**Problem to work on:**
Restate all of the entries exactly, dropping any pictures they hold.

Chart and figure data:

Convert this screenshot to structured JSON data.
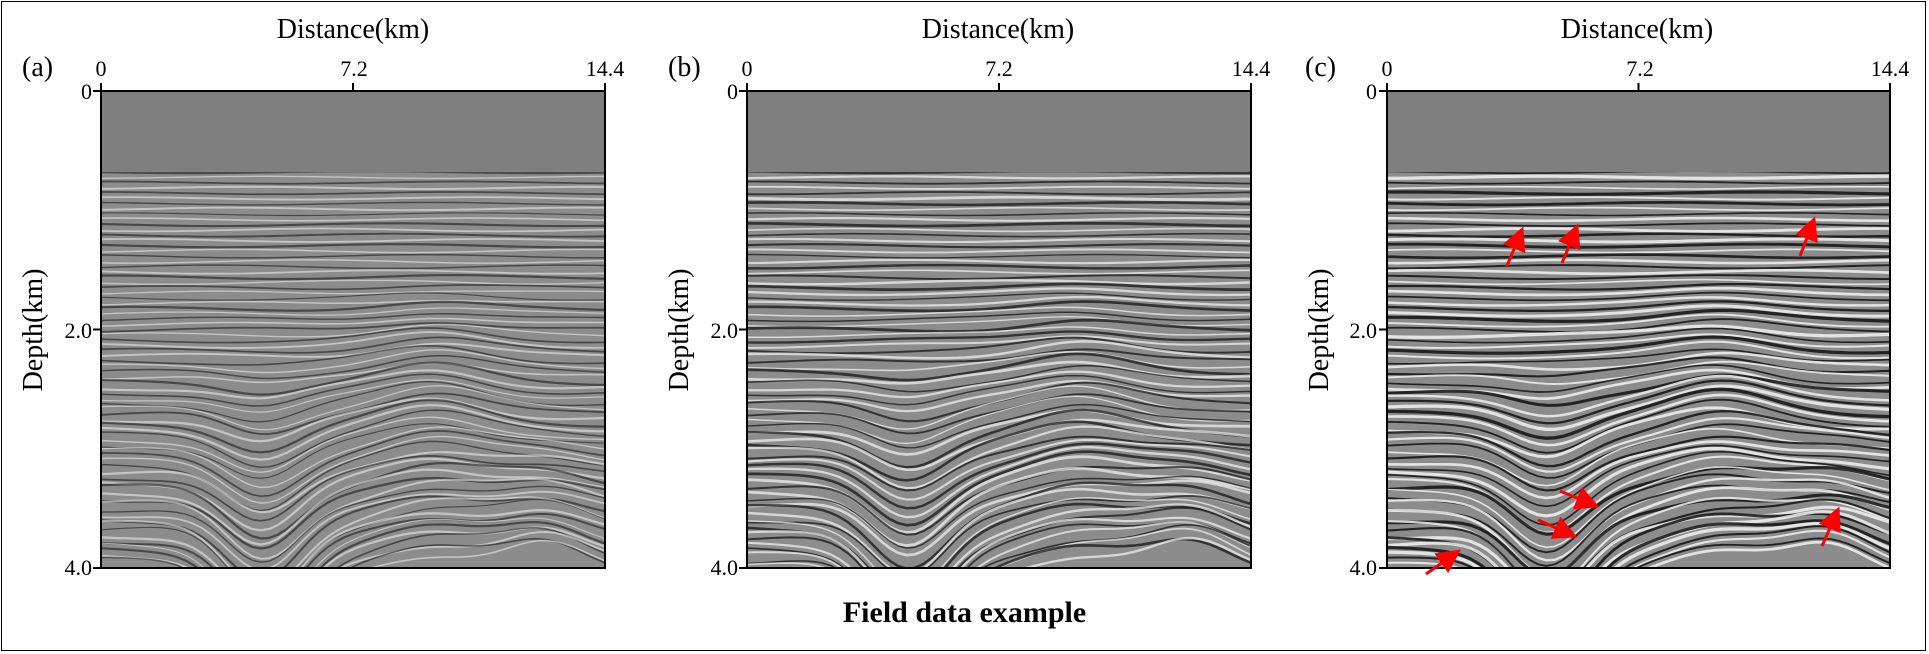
{
  "figure": {
    "caption": "Field data example",
    "panels": [
      {
        "id": "a",
        "label": "(a)",
        "x_title": "Distance(km)",
        "y_title": "Depth(km)",
        "x_ticks": [
          "0",
          "7.2",
          "14.4"
        ],
        "y_ticks": [
          "0",
          "2.0",
          "4.0"
        ],
        "description_variant": "blurred",
        "arrows": 0
      },
      {
        "id": "b",
        "label": "(b)",
        "x_title": "Distance(km)",
        "y_title": "Depth(km)",
        "x_ticks": [
          "0",
          "7.2",
          "14.4"
        ],
        "y_ticks": [
          "0",
          "2.0",
          "4.0"
        ],
        "description_variant": "sharp",
        "arrows": 0
      },
      {
        "id": "c",
        "label": "(c)",
        "x_title": "Distance(km)",
        "y_title": "Depth(km)",
        "x_ticks": [
          "0",
          "7.2",
          "14.4"
        ],
        "y_ticks": [
          "0",
          "2.0",
          "4.0"
        ],
        "description_variant": "sharpest",
        "arrows": 8
      }
    ],
    "colors": {
      "water": "#7f7f7f",
      "arrow": "#ff0000",
      "axis": "#000000"
    }
  }
}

**Response to this exercise:**
Convert this screenshot to structured JSON data.
{
  "figure": {
    "caption": "Field data example",
    "panels": [
      {
        "id": "a",
        "label": "(a)",
        "x_title": "Distance(km)",
        "y_title": "Depth(km)",
        "x_ticks": [
          "0",
          "7.2",
          "14.4"
        ],
        "y_ticks": [
          "0",
          "2.0",
          "4.0"
        ],
        "description_variant": "blurred",
        "arrows": 0
      },
      {
        "id": "b",
        "label": "(b)",
        "x_title": "Distance(km)",
        "y_title": "Depth(km)",
        "x_ticks": [
          "0",
          "7.2",
          "14.4"
        ],
        "y_ticks": [
          "0",
          "2.0",
          "4.0"
        ],
        "description_variant": "sharp",
        "arrows": 0
      },
      {
        "id": "c",
        "label": "(c)",
        "x_title": "Distance(km)",
        "y_title": "Depth(km)",
        "x_ticks": [
          "0",
          "7.2",
          "14.4"
        ],
        "y_ticks": [
          "0",
          "2.0",
          "4.0"
        ],
        "description_variant": "sharpest",
        "arrows": 8
      }
    ],
    "colors": {
      "water": "#7f7f7f",
      "arrow": "#ff0000",
      "axis": "#000000"
    }
  }
}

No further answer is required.